:: WORK TO BE COMPLETED ::
Print each line exactly as it is given.

[START OF MATERIAL PROVIDED]

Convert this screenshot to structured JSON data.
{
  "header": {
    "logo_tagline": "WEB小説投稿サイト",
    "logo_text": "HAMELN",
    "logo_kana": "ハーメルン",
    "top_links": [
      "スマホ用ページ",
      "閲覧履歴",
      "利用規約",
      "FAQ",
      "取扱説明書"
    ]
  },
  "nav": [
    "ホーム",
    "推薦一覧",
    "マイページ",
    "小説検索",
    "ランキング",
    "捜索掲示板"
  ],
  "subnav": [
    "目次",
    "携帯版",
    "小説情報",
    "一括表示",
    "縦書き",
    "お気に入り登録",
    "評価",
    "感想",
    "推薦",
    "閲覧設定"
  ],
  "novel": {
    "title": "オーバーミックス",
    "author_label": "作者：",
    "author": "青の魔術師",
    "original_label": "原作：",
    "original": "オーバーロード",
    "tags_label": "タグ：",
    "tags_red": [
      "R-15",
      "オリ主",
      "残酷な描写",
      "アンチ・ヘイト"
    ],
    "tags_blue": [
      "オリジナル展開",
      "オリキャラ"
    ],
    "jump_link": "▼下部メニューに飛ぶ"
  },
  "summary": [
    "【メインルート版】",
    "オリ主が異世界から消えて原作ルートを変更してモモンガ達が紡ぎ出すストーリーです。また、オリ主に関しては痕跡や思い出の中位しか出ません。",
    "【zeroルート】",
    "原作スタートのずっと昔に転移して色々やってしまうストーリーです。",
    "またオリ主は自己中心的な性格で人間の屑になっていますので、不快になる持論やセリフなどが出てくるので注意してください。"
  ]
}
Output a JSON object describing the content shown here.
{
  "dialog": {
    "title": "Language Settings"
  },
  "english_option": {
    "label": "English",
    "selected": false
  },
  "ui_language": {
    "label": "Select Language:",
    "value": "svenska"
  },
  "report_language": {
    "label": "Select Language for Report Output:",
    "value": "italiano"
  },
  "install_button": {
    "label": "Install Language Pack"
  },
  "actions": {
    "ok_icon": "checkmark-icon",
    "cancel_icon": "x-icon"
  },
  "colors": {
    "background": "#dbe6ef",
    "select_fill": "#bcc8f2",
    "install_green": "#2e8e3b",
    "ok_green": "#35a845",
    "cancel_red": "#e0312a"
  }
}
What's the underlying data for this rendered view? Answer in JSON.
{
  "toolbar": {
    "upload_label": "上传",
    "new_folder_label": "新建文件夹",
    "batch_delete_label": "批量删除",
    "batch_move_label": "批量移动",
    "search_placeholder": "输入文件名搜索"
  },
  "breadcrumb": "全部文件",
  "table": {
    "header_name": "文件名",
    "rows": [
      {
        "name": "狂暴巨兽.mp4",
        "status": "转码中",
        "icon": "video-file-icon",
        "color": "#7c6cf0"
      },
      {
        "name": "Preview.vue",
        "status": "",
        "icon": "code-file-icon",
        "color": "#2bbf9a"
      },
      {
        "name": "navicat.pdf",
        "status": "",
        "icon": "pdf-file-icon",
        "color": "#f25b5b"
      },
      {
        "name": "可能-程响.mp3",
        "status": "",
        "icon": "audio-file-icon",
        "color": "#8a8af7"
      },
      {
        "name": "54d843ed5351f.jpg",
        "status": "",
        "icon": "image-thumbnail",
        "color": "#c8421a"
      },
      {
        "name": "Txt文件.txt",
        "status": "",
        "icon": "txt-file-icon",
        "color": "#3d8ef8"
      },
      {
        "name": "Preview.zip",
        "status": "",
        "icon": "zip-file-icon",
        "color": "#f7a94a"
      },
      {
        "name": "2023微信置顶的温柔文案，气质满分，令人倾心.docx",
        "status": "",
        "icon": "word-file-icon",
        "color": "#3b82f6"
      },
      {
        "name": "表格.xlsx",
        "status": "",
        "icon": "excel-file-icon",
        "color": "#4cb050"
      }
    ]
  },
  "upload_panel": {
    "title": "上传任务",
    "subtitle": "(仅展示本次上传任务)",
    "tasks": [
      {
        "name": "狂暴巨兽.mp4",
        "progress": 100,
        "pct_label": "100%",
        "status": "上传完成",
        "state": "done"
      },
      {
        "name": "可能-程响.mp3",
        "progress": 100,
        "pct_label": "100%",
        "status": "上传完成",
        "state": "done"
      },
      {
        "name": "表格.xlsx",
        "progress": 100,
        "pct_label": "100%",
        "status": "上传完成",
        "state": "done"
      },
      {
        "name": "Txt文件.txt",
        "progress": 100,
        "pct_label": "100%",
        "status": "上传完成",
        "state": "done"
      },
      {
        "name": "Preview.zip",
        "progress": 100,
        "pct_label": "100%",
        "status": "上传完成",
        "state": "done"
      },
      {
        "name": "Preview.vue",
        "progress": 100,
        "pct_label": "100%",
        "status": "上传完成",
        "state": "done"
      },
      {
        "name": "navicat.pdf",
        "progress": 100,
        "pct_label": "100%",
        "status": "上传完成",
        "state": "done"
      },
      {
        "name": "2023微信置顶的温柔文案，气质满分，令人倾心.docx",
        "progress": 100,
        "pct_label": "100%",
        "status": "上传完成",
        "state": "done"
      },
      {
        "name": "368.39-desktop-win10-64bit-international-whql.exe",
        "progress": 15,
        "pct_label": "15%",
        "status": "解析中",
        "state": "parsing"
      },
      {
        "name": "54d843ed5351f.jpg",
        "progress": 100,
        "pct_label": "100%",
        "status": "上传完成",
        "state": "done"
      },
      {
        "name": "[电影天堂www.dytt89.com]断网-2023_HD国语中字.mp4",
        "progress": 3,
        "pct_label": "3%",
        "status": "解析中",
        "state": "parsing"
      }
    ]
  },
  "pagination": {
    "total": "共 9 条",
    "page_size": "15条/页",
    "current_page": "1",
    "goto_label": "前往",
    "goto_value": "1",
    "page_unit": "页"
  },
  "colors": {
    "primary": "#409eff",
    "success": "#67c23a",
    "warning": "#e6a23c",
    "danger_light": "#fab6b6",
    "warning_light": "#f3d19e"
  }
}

[END OF MATERIAL PROVIDED]

:: THE RESULT ::
Convert this screenshot to structured JSON data.
{
  "header": {
    "logo_tagline": "WEB小説投稿サイト",
    "logo_text": "HAMELN",
    "logo_kana": "ハーメルン",
    "top_links": [
      "スマホ用ページ",
      "閲覧履歴",
      "利用規約",
      "FAQ",
      "取扱説明書"
    ]
  },
  "nav": [
    "ホーム",
    "推薦一覧",
    "マイページ",
    "小説検索",
    "ランキング",
    "捜索掲示板"
  ],
  "subnav": [
    "目次",
    "携帯版",
    "小説情報",
    "一括表示",
    "縦書き",
    "お気に入り登録",
    "評価",
    "感想",
    "推薦",
    "閲覧設定"
  ],
  "novel": {
    "title": "オーバーミックス",
    "author_label": "作者：",
    "author": "青の魔術師",
    "original_label": "原作：",
    "original": "オーバーロード",
    "tags_label": "タグ：",
    "tags_red": [
      "R-15",
      "オリ主",
      "残酷な描写",
      "アンチ・ヘイト"
    ],
    "tags_blue": [
      "オリジナル展開",
      "オリキャラ"
    ],
    "jump_link": "▼下部メニューに飛ぶ"
  },
  "summary": [
    "【メインルート版】",
    "オリ主が異世界から消えて原作ルートを変更してモモンガ達が紡ぎ出すストーリーです。また、オリ主に関しては痕跡や思い出の中位しか出ません。",
    "【zeroルート】",
    "原作スタートのずっと昔に転移して色々やってしまうストーリーです。",
    "またオリ主は自己中心的な性格で人間の屑になっていますので、不快になる持論やセリフなどが出てくるので注意してください。"
  ]
}
Output a JSON object describing the content shown here.
{
  "dialog": {
    "title": "Language Settings"
  },
  "english_option": {
    "label": "English",
    "selected": false
  },
  "ui_language": {
    "label": "Select Language:",
    "value": "svenska"
  },
  "report_language": {
    "label": "Select Language for Report Output:",
    "value": "italiano"
  },
  "install_button": {
    "label": "Install Language Pack"
  },
  "actions": {
    "ok_icon": "checkmark-icon",
    "cancel_icon": "x-icon"
  },
  "colors": {
    "background": "#dbe6ef",
    "select_fill": "#bcc8f2",
    "install_green": "#2e8e3b",
    "ok_green": "#35a845",
    "cancel_red": "#e0312a"
  }
}
What's the underlying data for this rendered view? Answer in JSON.
{
  "toolbar": {
    "upload_label": "上传",
    "new_folder_label": "新建文件夹",
    "batch_delete_label": "批量删除",
    "batch_move_label": "批量移动",
    "search_placeholder": "输入文件名搜索"
  },
  "breadcrumb": "全部文件",
  "table": {
    "header_name": "文件名",
    "rows": [
      {
        "name": "狂暴巨兽.mp4",
        "status": "转码中",
        "icon": "video-file-icon",
        "color": "#7c6cf0"
      },
      {
        "name": "Preview.vue",
        "status": "",
        "icon": "code-file-icon",
        "color": "#2bbf9a"
      },
      {
        "name": "navicat.pdf",
        "status": "",
        "icon": "pdf-file-icon",
        "color": "#f25b5b"
      },
      {
        "name": "可能-程响.mp3",
        "status": "",
        "icon": "audio-file-icon",
        "color": "#8a8af7"
      },
      {
        "name": "54d843ed5351f.jpg",
        "status": "",
        "icon": "image-thumbnail",
        "color": "#c8421a"
      },
      {
        "name": "Txt文件.txt",
        "status": "",
        "icon": "txt-file-icon",
        "color": "#3d8ef8"
      },
      {
        "name": "Preview.zip",
        "status": "",
        "icon": "zip-file-icon",
        "color": "#f7a94a"
      },
      {
        "name": "2023微信置顶的温柔文案，气质满分，令人倾心.docx",
        "status": "",
        "icon": "word-file-icon",
        "color": "#3b82f6"
      },
      {
        "name": "表格.xlsx",
        "status": "",
        "icon": "excel-file-icon",
        "color": "#4cb050"
      }
    ]
  },
  "upload_panel": {
    "title": "上传任务",
    "subtitle": "(仅展示本次上传任务)",
    "tasks": [
      {
        "name": "狂暴巨兽.mp4",
        "progress": 100,
        "pct_label": "100%",
        "status": "上传完成",
        "state": "done"
      },
      {
        "name": "可能-程响.mp3",
        "progress": 100,
        "pct_label": "100%",
        "status": "上传完成",
        "state": "done"
      },
      {
        "name": "表格.xlsx",
        "progress": 100,
        "pct_label": "100%",
        "status": "上传完成",
        "state": "done"
      },
      {
        "name": "Txt文件.txt",
        "progress": 100,
        "pct_label": "100%",
        "status": "上传完成",
        "state": "done"
      },
      {
        "name": "Preview.zip",
        "progress": 100,
        "pct_label": "100%",
        "status": "上传完成",
        "state": "done"
      },
      {
        "name": "Preview.vue",
        "progress": 100,
        "pct_label": "100%",
        "status": "上传完成",
        "state": "done"
      },
      {
        "name": "navicat.pdf",
        "progress": 100,
        "pct_label": "100%",
        "status": "上传完成",
        "state": "done"
      },
      {
        "name": "2023微信置顶的温柔文案，气质满分，令人倾心.docx",
        "progress": 100,
        "pct_label": "100%",
        "status": "上传完成",
        "state": "done"
      },
      {
        "name": "368.39-desktop-win10-64bit-international-whql.exe",
        "progress": 15,
        "pct_label": "15%",
        "status": "解析中",
        "state": "parsing"
      },
      {
        "name": "54d843ed5351f.jpg",
        "progress": 100,
        "pct_label": "100%",
        "status": "上传完成",
        "state": "done"
      },
      {
        "name": "[电影天堂www.dytt89.com]断网-2023_HD国语中字.mp4",
        "progress": 3,
        "pct_label": "3%",
        "status": "解析中",
        "state": "parsing"
      }
    ]
  },
  "pagination": {
    "total": "共 9 条",
    "page_size": "15条/页",
    "current_page": "1",
    "goto_label": "前往",
    "goto_value": "1",
    "page_unit": "页"
  },
  "colors": {
    "primary": "#409eff",
    "success": "#67c23a",
    "warning": "#e6a23c",
    "danger_light": "#fab6b6",
    "warning_light": "#f3d19e"
  }
}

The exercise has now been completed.